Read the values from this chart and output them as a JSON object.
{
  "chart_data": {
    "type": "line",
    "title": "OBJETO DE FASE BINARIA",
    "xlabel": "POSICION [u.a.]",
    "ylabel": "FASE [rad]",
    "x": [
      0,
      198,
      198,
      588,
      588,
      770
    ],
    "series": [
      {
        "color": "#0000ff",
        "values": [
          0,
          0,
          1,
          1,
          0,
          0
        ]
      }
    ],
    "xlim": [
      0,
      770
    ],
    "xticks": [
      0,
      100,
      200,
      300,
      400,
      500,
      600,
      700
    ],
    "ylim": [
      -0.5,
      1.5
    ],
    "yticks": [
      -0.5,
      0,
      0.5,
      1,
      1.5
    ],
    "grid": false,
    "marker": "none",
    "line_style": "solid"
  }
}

========================

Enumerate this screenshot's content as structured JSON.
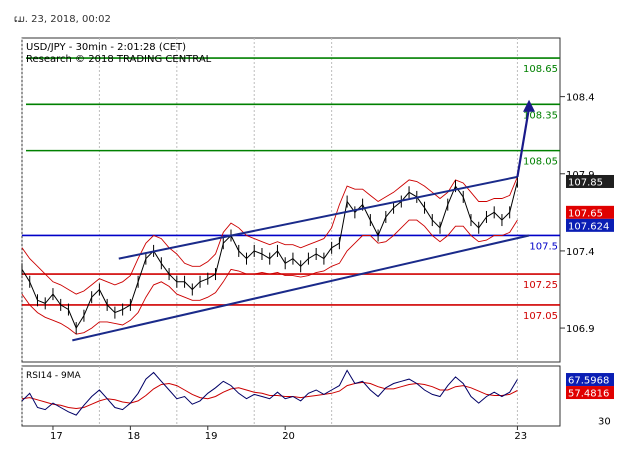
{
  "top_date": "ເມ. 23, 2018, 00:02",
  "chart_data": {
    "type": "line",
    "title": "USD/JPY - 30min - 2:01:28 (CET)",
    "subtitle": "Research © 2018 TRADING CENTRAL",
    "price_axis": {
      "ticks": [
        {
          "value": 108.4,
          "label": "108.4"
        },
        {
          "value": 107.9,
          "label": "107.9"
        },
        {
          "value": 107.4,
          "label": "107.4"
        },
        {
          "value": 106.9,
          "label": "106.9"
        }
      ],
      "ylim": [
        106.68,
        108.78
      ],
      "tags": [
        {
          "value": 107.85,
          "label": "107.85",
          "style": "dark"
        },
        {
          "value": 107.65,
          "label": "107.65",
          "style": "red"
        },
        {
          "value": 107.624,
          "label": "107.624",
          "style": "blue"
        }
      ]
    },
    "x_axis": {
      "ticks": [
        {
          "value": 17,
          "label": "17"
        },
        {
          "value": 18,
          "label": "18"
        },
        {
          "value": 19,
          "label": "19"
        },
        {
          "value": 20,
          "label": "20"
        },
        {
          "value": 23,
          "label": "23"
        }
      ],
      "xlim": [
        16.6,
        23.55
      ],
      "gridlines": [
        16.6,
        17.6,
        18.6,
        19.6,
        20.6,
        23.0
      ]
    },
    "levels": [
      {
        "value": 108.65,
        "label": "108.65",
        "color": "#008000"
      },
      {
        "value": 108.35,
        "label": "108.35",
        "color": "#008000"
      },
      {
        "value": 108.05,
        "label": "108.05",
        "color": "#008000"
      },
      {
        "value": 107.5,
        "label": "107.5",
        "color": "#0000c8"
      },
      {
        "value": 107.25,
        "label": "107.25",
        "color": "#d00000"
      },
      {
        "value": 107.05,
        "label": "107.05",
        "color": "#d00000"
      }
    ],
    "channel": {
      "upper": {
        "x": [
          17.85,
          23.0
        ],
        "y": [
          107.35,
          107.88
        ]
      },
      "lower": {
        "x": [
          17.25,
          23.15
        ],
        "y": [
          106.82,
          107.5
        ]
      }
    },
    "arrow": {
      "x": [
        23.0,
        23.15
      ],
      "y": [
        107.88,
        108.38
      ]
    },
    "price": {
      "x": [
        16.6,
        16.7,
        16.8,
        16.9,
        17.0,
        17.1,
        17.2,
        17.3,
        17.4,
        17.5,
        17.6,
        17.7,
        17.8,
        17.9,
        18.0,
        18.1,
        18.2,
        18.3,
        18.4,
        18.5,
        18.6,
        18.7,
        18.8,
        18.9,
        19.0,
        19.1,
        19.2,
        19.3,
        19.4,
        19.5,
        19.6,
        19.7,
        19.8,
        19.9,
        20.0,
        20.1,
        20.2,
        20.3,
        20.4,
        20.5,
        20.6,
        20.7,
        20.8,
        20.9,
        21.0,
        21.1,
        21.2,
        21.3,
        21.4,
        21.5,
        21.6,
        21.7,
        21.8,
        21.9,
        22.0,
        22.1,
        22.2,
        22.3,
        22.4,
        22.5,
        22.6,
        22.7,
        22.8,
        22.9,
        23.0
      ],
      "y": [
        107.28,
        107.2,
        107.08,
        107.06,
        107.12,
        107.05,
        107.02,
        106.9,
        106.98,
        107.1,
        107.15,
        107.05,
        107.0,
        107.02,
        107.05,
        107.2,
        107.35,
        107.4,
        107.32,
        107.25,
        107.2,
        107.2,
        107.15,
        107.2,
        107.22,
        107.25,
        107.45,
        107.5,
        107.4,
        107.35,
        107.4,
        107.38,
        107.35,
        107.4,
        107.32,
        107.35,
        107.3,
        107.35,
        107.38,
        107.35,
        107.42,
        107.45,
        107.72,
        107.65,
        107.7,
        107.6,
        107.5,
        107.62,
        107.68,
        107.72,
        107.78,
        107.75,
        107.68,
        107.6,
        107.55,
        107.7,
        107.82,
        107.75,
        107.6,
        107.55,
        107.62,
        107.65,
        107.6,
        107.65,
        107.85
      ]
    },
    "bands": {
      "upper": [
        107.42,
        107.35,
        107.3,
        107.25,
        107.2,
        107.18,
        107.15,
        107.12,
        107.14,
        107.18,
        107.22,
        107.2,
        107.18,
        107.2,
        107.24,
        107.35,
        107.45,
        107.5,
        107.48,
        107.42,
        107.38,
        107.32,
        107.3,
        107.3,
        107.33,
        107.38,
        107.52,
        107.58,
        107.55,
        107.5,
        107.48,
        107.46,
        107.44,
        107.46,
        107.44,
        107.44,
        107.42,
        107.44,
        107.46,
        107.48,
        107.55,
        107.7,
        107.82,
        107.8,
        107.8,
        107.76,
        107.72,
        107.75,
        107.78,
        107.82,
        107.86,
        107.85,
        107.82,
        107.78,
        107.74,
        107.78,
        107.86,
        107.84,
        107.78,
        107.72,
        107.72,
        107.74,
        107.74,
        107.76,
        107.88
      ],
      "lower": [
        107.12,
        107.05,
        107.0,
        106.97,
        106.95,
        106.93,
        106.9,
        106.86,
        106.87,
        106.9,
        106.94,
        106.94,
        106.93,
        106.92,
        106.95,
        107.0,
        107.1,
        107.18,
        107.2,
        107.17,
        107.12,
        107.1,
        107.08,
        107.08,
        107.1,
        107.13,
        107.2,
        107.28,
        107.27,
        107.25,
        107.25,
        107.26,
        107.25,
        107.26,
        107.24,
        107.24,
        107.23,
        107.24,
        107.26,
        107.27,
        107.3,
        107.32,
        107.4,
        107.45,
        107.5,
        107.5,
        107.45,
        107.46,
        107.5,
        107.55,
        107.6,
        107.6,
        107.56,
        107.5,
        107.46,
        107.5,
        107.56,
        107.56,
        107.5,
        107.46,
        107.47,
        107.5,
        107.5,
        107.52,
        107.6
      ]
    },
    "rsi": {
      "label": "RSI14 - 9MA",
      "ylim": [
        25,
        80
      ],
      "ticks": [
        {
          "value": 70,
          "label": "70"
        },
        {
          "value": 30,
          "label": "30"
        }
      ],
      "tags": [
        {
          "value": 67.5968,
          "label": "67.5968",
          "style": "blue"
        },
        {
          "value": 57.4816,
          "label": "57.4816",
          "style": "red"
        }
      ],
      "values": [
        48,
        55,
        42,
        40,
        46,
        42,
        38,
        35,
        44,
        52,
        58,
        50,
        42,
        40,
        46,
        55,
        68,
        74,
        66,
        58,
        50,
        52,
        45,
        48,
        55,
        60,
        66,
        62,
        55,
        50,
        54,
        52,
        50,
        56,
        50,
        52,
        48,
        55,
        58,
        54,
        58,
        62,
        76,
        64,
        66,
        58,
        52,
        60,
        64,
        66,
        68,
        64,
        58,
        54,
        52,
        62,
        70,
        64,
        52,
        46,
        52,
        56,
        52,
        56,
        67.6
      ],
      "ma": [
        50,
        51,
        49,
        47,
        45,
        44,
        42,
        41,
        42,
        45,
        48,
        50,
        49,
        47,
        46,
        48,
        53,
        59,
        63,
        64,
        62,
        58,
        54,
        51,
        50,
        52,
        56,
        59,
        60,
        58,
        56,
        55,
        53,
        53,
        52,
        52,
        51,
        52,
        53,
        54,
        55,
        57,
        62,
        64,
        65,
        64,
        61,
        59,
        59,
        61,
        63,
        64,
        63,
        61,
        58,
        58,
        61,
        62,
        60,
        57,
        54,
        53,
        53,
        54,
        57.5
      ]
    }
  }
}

========================

Your answer should be a single number: the count of lines in the material above that contain "values".

3